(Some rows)
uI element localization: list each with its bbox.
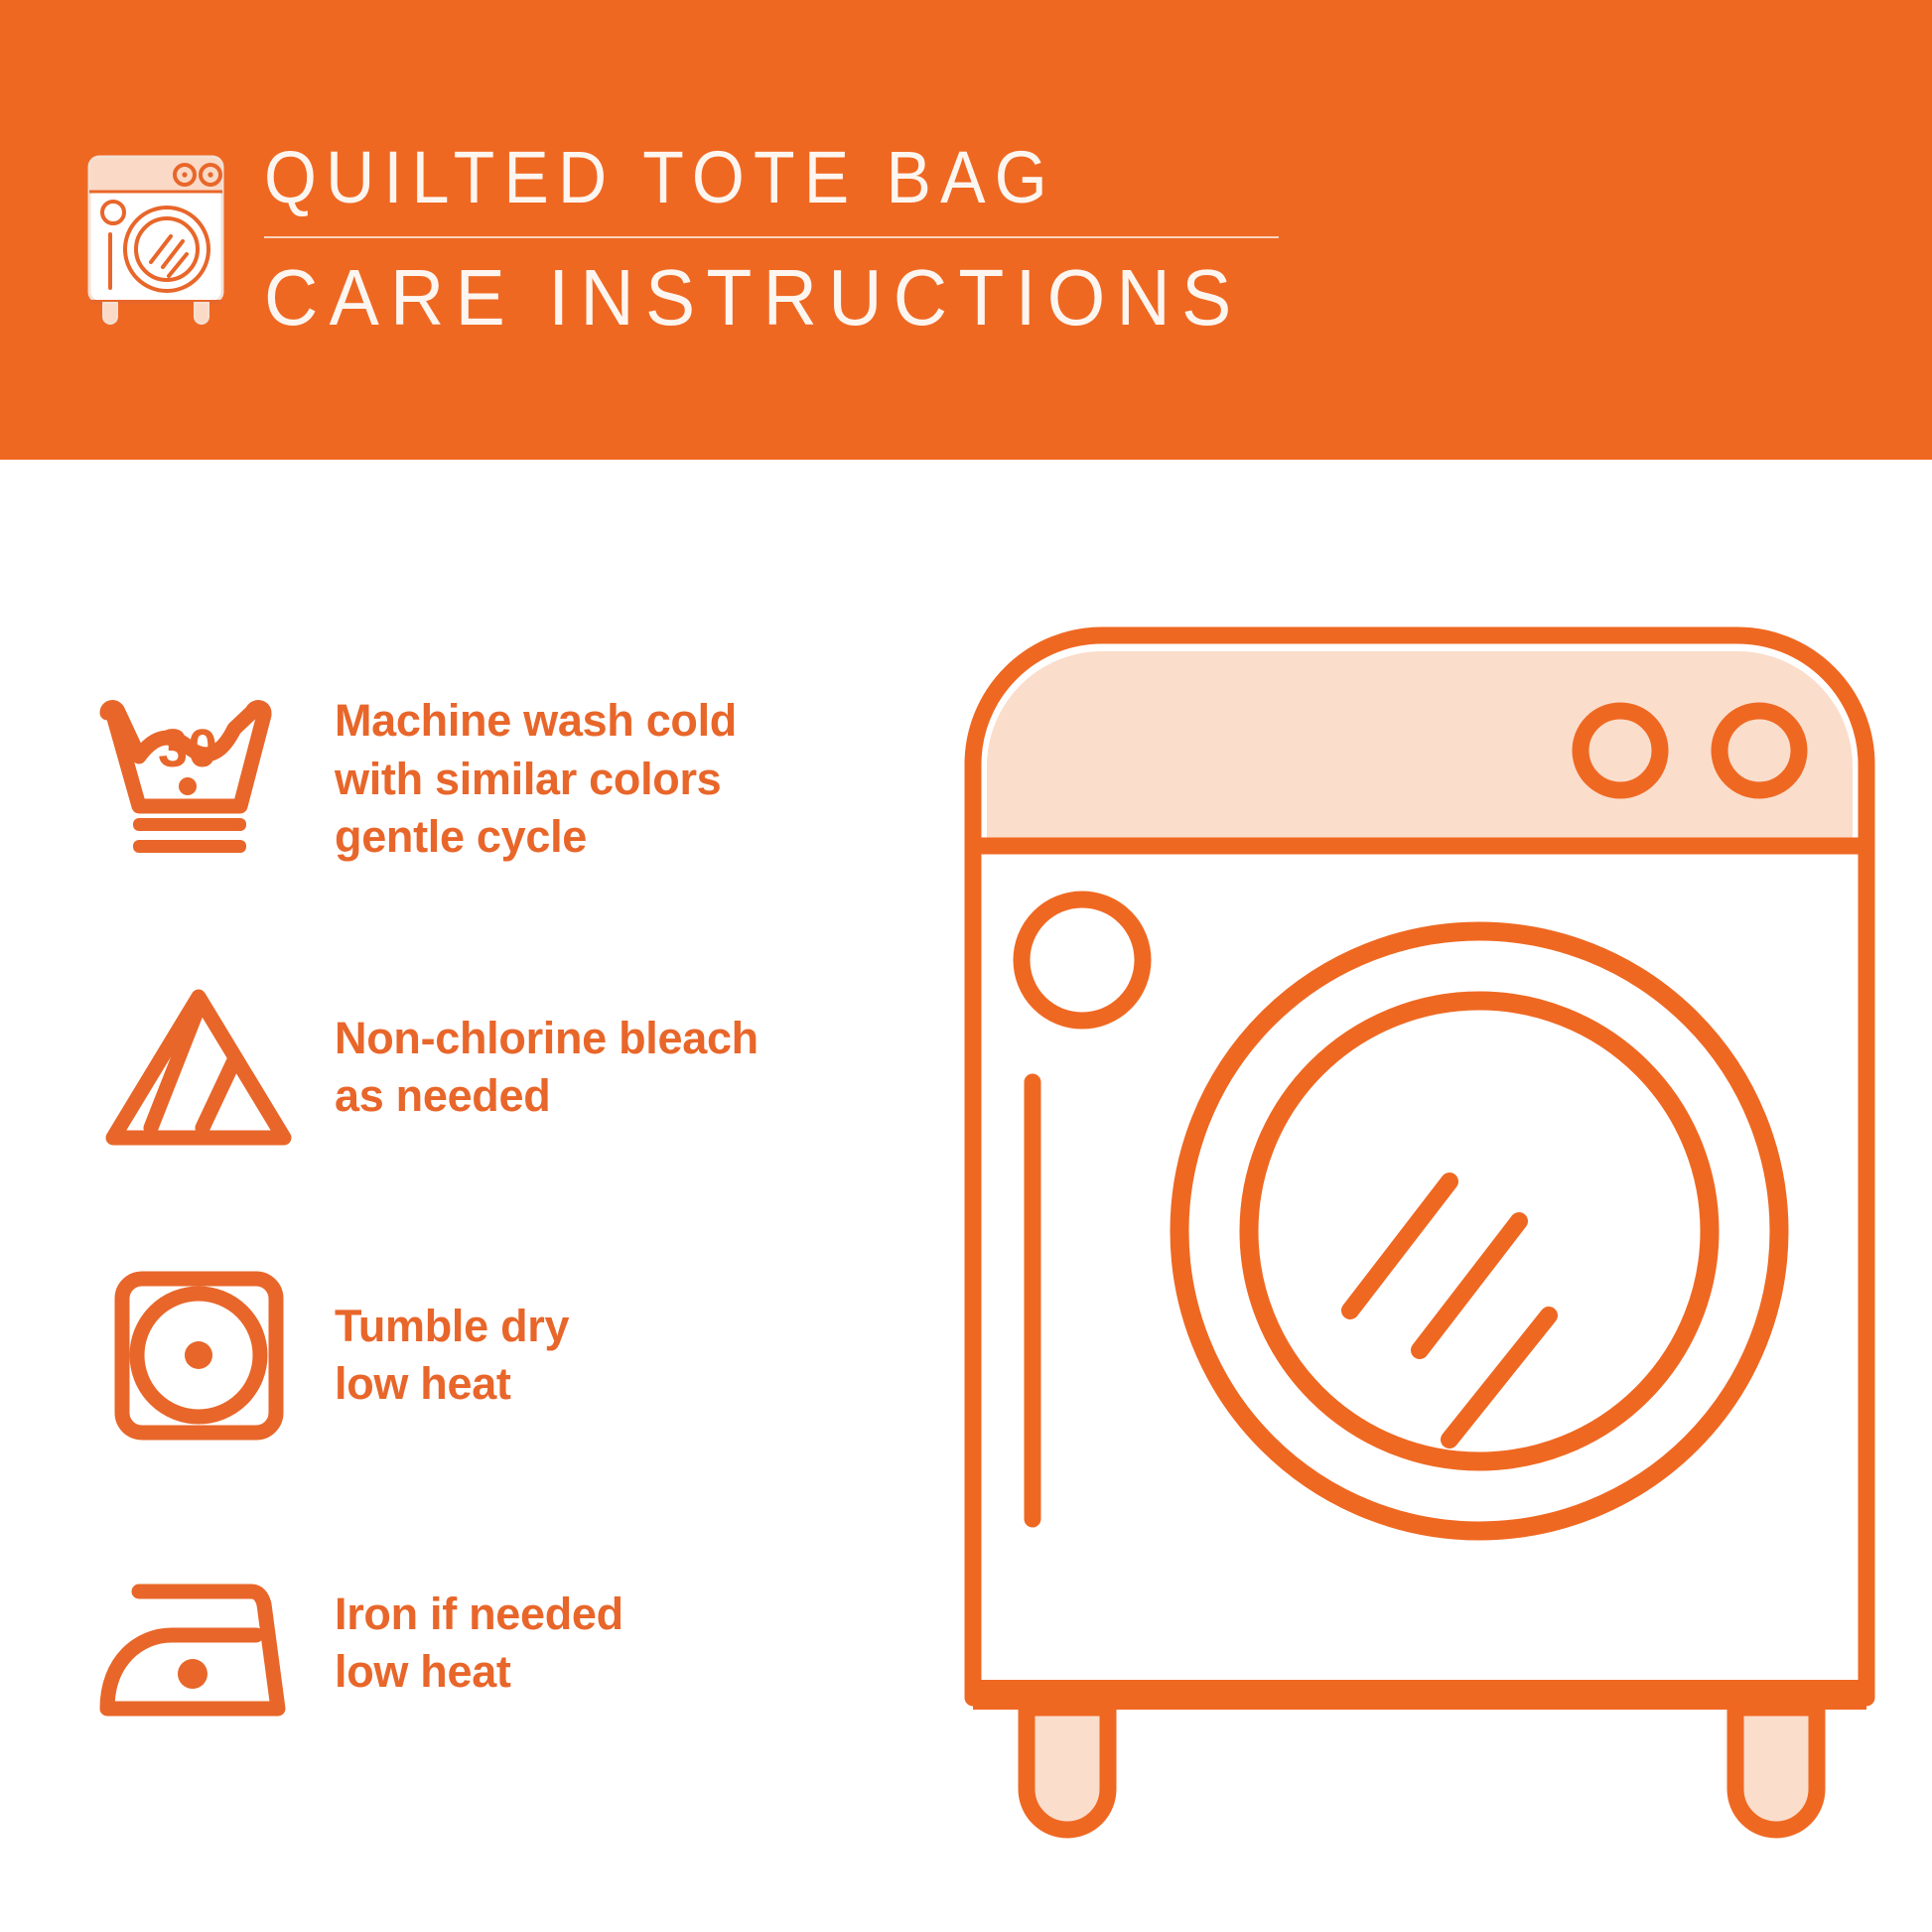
care-text-line: gentle cycle [335, 808, 737, 867]
care-item-iron: Iron if needed low heat [0, 1499, 953, 1787]
header-content: QUILTED TOTE BAG CARE INSTRUCTIONS [77, 137, 1306, 338]
wash-tub-30-gentle-icon: 30 [84, 695, 313, 864]
care-text-line: low heat [335, 1643, 623, 1702]
header-banner: QUILTED TOTE BAG CARE INSTRUCTIONS [0, 0, 1932, 460]
care-text-line: Iron if needed [335, 1586, 623, 1644]
care-item-text: Iron if needed low heat [335, 1586, 623, 1702]
header-title-block: QUILTED TOTE BAG CARE INSTRUCTIONS [264, 137, 1306, 338]
non-chlorine-bleach-triangle-icon [84, 983, 313, 1152]
care-item-text: Non-chlorine bleach as needed [335, 1010, 759, 1126]
leg-right [1735, 1708, 1817, 1830]
knob-right[interactable] [1720, 711, 1799, 790]
gentle-cycle-dot [179, 777, 197, 795]
large-washing-machine-illustration [953, 616, 1886, 1876]
care-text-line: low heat [335, 1355, 569, 1414]
page-subtitle: CARE INSTRUCTIONS [264, 258, 1243, 338]
tumble-dry-low-heat-icon [84, 1269, 313, 1443]
care-text-line: Non-chlorine bleach [335, 1010, 759, 1068]
care-text-line: Machine wash cold [335, 692, 737, 751]
care-text-line: Tumble dry [335, 1298, 569, 1356]
iron-low-heat-icon [84, 1562, 313, 1725]
care-text-line: as needed [335, 1067, 759, 1126]
wash-temperature-label: 30 [157, 719, 216, 778]
care-item-text: Machine wash cold with similar colors ge… [335, 692, 737, 867]
care-item-text: Tumble dry low heat [335, 1298, 569, 1414]
knob-left[interactable] [1581, 711, 1660, 790]
washing-machine-icon [77, 137, 234, 326]
care-item-tumble-dry: Tumble dry low heat [0, 1211, 953, 1499]
low-heat-dot [185, 1341, 212, 1369]
care-instruction-list: 30 Machine wash cold with similar colors… [0, 635, 953, 1787]
care-item-machine-wash: 30 Machine wash cold with similar colors… [0, 635, 953, 923]
care-text-line: with similar colors [335, 751, 737, 809]
title-divider [264, 236, 1279, 238]
leg-left [1027, 1708, 1108, 1830]
care-item-bleach: Non-chlorine bleach as needed [0, 923, 953, 1211]
low-heat-dot [178, 1659, 207, 1689]
care-instructions-infographic: QUILTED TOTE BAG CARE INSTRUCTIONS 30 [0, 0, 1932, 1932]
gentle-bar-1 [133, 818, 246, 831]
page-title: QUILTED TOTE BAG [264, 141, 1222, 214]
gentle-bar-2 [133, 840, 246, 853]
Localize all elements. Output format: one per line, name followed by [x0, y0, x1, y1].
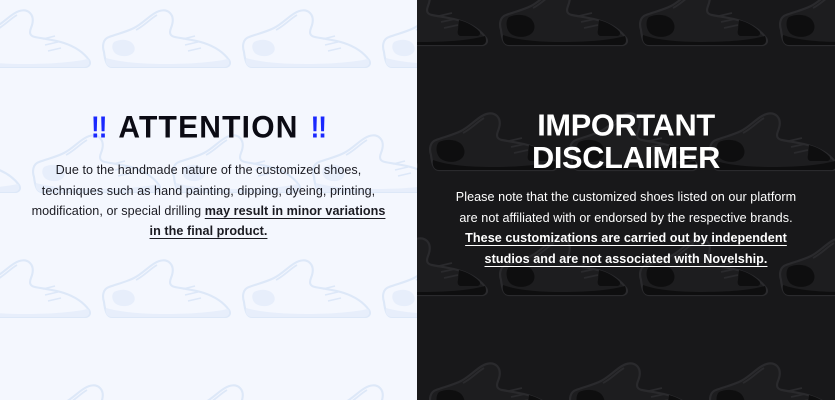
disclaimer-body: Please note that the customized shoes li…	[445, 187, 807, 269]
double-exclamation-left-icon: !!	[91, 112, 106, 143]
disclaimer-heading: IMPORTANT DISCLAIMER	[434, 110, 818, 175]
attention-body: Due to the handmade nature of the custom…	[28, 160, 389, 242]
attention-content: !! ATTENTION !! Due to the handmade natu…	[0, 112, 417, 242]
attention-heading-text: ATTENTION	[118, 111, 298, 143]
disclaimer-body-plain: Please note that the customized shoes li…	[456, 190, 796, 224]
disclaimer-heading-line-1: IMPORTANT	[434, 110, 818, 142]
disclaimer-panel: IMPORTANT DISCLAIMER Please note that th…	[417, 0, 835, 400]
disclaimer-content: IMPORTANT DISCLAIMER Please note that th…	[417, 112, 835, 269]
disclaimer-banner: !! ATTENTION !! Due to the handmade natu…	[0, 0, 835, 400]
attention-heading: !! ATTENTION !!	[28, 111, 389, 143]
disclaimer-heading-line-2: DISCLAIMER	[434, 143, 818, 175]
double-exclamation-right-icon: !!	[311, 112, 326, 143]
disclaimer-body-emphasis: These customizations are carried out by …	[465, 231, 787, 265]
attention-panel: !! ATTENTION !! Due to the handmade natu…	[0, 0, 417, 400]
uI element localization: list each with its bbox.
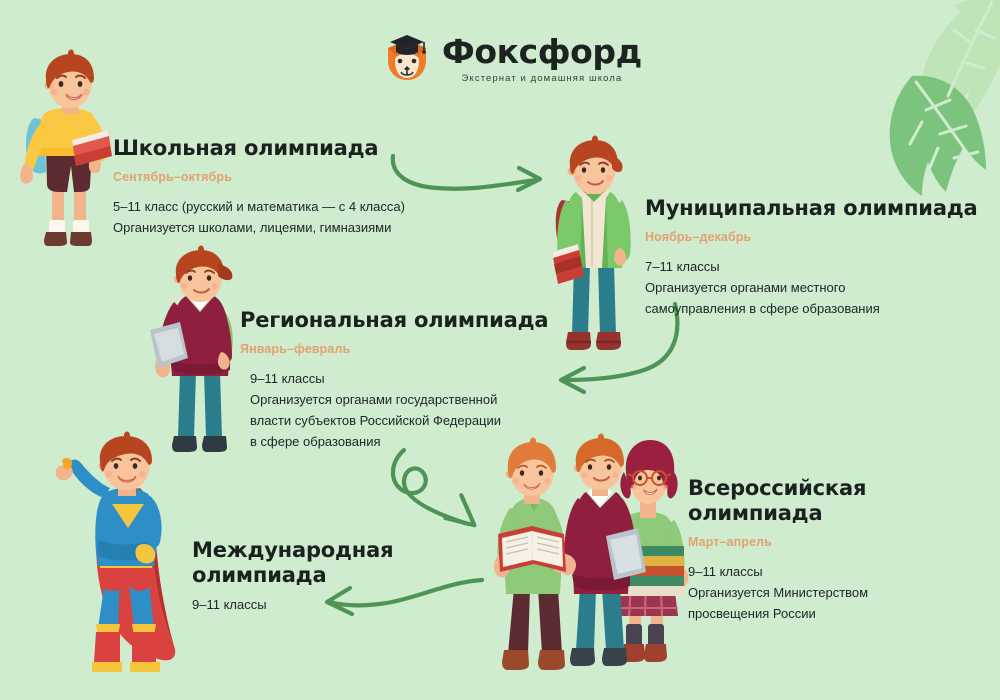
stage-title-international: Международная олимпиада	[192, 538, 432, 588]
stage-title-school: Школьная олимпиада	[113, 136, 463, 161]
monstera-leaves-icon	[866, 0, 1000, 205]
brand-tagline: Экстернат и домашняя школа	[442, 73, 642, 84]
infographic-canvas: Фоксфорд Экстернат и домашняя школа	[0, 0, 1000, 700]
three-students-group-illustration	[488, 428, 688, 690]
fox-graduate-icon	[383, 30, 431, 82]
stage-body-regional: 9–11 классы Организуется органами госуда…	[240, 368, 590, 452]
stage-body-school: 5–11 класс (русский и математика — с 4 к…	[113, 196, 463, 238]
stage-block-international: Международная олимпиада 9–11 классы	[192, 538, 432, 615]
schoolboy-with-books-illustration	[16, 52, 122, 252]
stage-body-international: 9–11 классы	[192, 594, 432, 615]
brand-name: Фоксфорд	[442, 35, 642, 68]
stage-title-national: Всероссийская олимпиада	[688, 476, 998, 526]
stage-block-school: Школьная олимпиада Сентябрь–октябрь 5–11…	[113, 136, 463, 238]
stage-title-municipal: Муниципальная олимпиада	[645, 196, 995, 221]
stage-date-municipal: Ноябрь–декабрь	[645, 230, 995, 244]
stage-date-school: Сентябрь–октябрь	[113, 170, 463, 184]
brand-logo: Фоксфорд Экстернат и домашняя школа	[383, 30, 642, 84]
stage-body-municipal: 7–11 классы Организуется органами местно…	[645, 256, 995, 319]
stage-block-regional: Региональная олимпиада Январь–февраль 9–…	[240, 308, 590, 452]
stage-body-national: 9–11 классы Организуется Министерством п…	[688, 561, 998, 624]
stage-date-regional: Январь–февраль	[240, 342, 590, 356]
stage-title-regional: Региональная олимпиада	[240, 308, 590, 333]
stage-block-municipal: Муниципальная олимпиада Ноябрь–декабрь 7…	[645, 196, 995, 319]
superhero-boy-illustration	[56, 432, 196, 682]
stage-date-national: Март–апрель	[688, 535, 998, 549]
stage-block-national: Всероссийская олимпиада Март–апрель 9–11…	[688, 476, 998, 624]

STATED TASK:
Please give the lines of every row above as a numbered list, skipping blank lines. Leave the pictures out.

WRITTEN RESPONSE:
1. uI element localization: list each with its bbox.
2. care-text-line: gentle cycle [335, 808, 737, 867]
3. care-item-iron: Iron if needed low heat [0, 1499, 953, 1787]
4. header-content: QUILTED TOTE BAG CARE INSTRUCTIONS [77, 137, 1306, 338]
5. wash-tub-30-gentle-icon: 30 [84, 695, 313, 864]
6. care-text-line: low heat [335, 1643, 623, 1702]
7. header-banner: QUILTED TOTE BAG CARE INSTRUCTIONS [0, 0, 1932, 460]
8. care-text-line: Iron if needed [335, 1586, 623, 1644]
9. care-item-text: Iron if needed low heat [335, 1586, 623, 1702]
10. header-title-block: QUILTED TOTE BAG CARE INSTRUCTIONS [264, 137, 1306, 338]
11. non-chlorine-bleach-triangle-icon [84, 983, 313, 1152]
12. care-item-text: Non-chlorine bleach as needed [335, 1010, 759, 1126]
13. leg-right [1735, 1708, 1817, 1830]
14. knob-right[interactable] [1720, 711, 1799, 790]
15. gentle-cycle-dot [179, 777, 197, 795]
16. large-washing-machine-illustration [953, 616, 1886, 1876]
17. care-text-line: low heat [335, 1355, 569, 1414]
18. page-subtitle: CARE INSTRUCTIONS [264, 258, 1243, 338]
19. tumble-dry-low-heat-icon [84, 1269, 313, 1443]
20. care-text-line: Non-chlorine bleach [335, 1010, 759, 1068]
21. care-text-line: Machine wash cold [335, 692, 737, 751]
22. care-text-line: Tumble dry [335, 1298, 569, 1356]
23. iron-low-heat-icon [84, 1562, 313, 1725]
24. care-text-line: as needed [335, 1067, 759, 1126]
25. wash-temperature-label: 30 [157, 719, 216, 778]
26. care-item-text: Machine wash cold with similar colors ge… [335, 692, 737, 867]
27. care-item-text: Tumble dry low heat [335, 1298, 569, 1414]
28. knob-left[interactable] [1581, 711, 1660, 790]
29. washing-machine-icon [77, 137, 234, 326]
30. care-item-tumble-dry: Tumble dry low heat [0, 1211, 953, 1499]
31. low-heat-dot [185, 1341, 212, 1369]
32. care-instruction-list: 30 Machine wash cold with similar colors… [0, 635, 953, 1787]
33. care-item-machine-wash: 30 Machine wash cold with similar colors… [0, 635, 953, 923]
34. care-text-line: with similar colors [335, 751, 737, 809]
35. title-divider [264, 236, 1279, 238]
36. leg-left [1027, 1708, 1108, 1830]
37. care-item-bleach: Non-chlorine bleach as needed [0, 923, 953, 1211]
38. low-heat-dot [178, 1659, 207, 1689]
39. care-instructions-infographic: QUILTED TOTE BAG CARE INSTRUCTIONS 30 [0, 0, 1932, 1932]
40. gentle-bar-1 [133, 818, 246, 831]
41. page-title: QUILTED TOTE BAG [264, 141, 1222, 214]
42. gentle-bar-2 [133, 840, 246, 853]
43. Localize all elements. Output format: one per line, name followed by [x0, y0, x1, y1].
44. disclaimer-body: Please note that the customized shoes li…	[445, 187, 807, 269]
45. double-exclamation-left-icon: !!	[91, 112, 106, 143]
46. disclaimer-heading: IMPORTANT DISCLAIMER	[434, 110, 818, 175]
47. attention-body: Due to the handmade nature of the custom…	[28, 160, 389, 242]
48. attention-content: !! ATTENTION !! Due to the handmade natu…	[0, 112, 417, 242]
49. attention-heading-text: ATTENTION	[118, 111, 298, 143]
50. disclaimer-body-plain: Please note that the customized shoes li…	[456, 190, 796, 224]
51. disclaimer-heading-line-1: IMPORTANT	[434, 110, 818, 142]
52. disclaimer-panel: IMPORTANT DISCLAIMER Please note that th…	[417, 0, 835, 400]
53. disclaimer-content: IMPORTANT DISCLAIMER Please note that th…	[417, 112, 835, 269]
54. disclaimer-banner: !! ATTENTION !! Due to the handmade natu…	[0, 0, 835, 400]
55. attention-heading: !! ATTENTION !!	[28, 111, 389, 143]
56. disclaimer-heading-line-2: DISCLAIMER	[434, 143, 818, 175]
57. double-exclamation-right-icon: !!	[311, 112, 326, 143]
58. disclaimer-body-emphasis: These customizations are carried out by …	[465, 231, 787, 265]
59. attention-panel: !! ATTENTION !! Due to the handmade natu…	[0, 0, 417, 400]
60. uI element localization: list each with its bbox.
61. stage-title-international: Международная олимпиада	[192, 538, 432, 588]
62. stage-title-school: Школьная олимпиада	[113, 136, 463, 161]
63. monstera-leaves-icon	[866, 0, 1000, 205]
64. brand-tagline: Экстернат и домашняя школа	[442, 73, 642, 84]
65. infographic-canvas: Фоксфорд Экстернат и домашняя школа	[0, 0, 1000, 700]
66. three-students-group-illustration	[488, 428, 688, 690]
67. fox-graduate-icon	[383, 30, 431, 82]
68. stage-body-regional: 9–11 классы Организуется органами госуда…	[240, 368, 590, 452]
69. stage-body-school: 5–11 класс (русский и математика — с 4 к…	[113, 196, 463, 238]
70. stage-block-international: Международная олимпиада 9–11 классы	[192, 538, 432, 615]
71. schoolboy-with-books-illustration	[16, 52, 122, 252]
72. stage-body-international: 9–11 классы	[192, 594, 432, 615]
73. brand-name: Фоксфорд	[442, 35, 642, 68]
74. stage-title-national: Всероссийская олимпиада	[688, 476, 998, 526]
75. stage-block-school: Школьная олимпиада Сентябрь–октябрь 5–11…	[113, 136, 463, 238]
76. stage-title-municipal: Муниципальная олимпиада	[645, 196, 995, 221]
77. stage-date-municipal: Ноябрь–декабрь	[645, 230, 995, 244]
78. stage-date-school: Сентябрь–октябрь	[113, 170, 463, 184]
79. brand-logo: Фоксфорд Экстернат и домашняя школа	[383, 30, 642, 84]
80. stage-body-municipal: 7–11 классы Организуется органами местно…	[645, 256, 995, 319]
81. stage-block-regional: Региональная олимпиада Январь–февраль 9–…	[240, 308, 590, 452]
82. stage-body-national: 9–11 классы Организуется Министерством п…	[688, 561, 998, 624]
83. stage-date-regional: Январь–февраль	[240, 342, 590, 356]
84. stage-title-regional: Региональная олимпиада	[240, 308, 590, 333]
85. stage-block-municipal: Муниципальная олимпиада Ноябрь–декабрь 7…	[645, 196, 995, 319]
86. superhero-boy-illustration	[56, 432, 196, 682]
87. stage-date-national: Март–апрель	[688, 535, 998, 549]
88. stage-block-national: Всероссийская олимпиада Март–апрель 9–11…	[688, 476, 998, 624]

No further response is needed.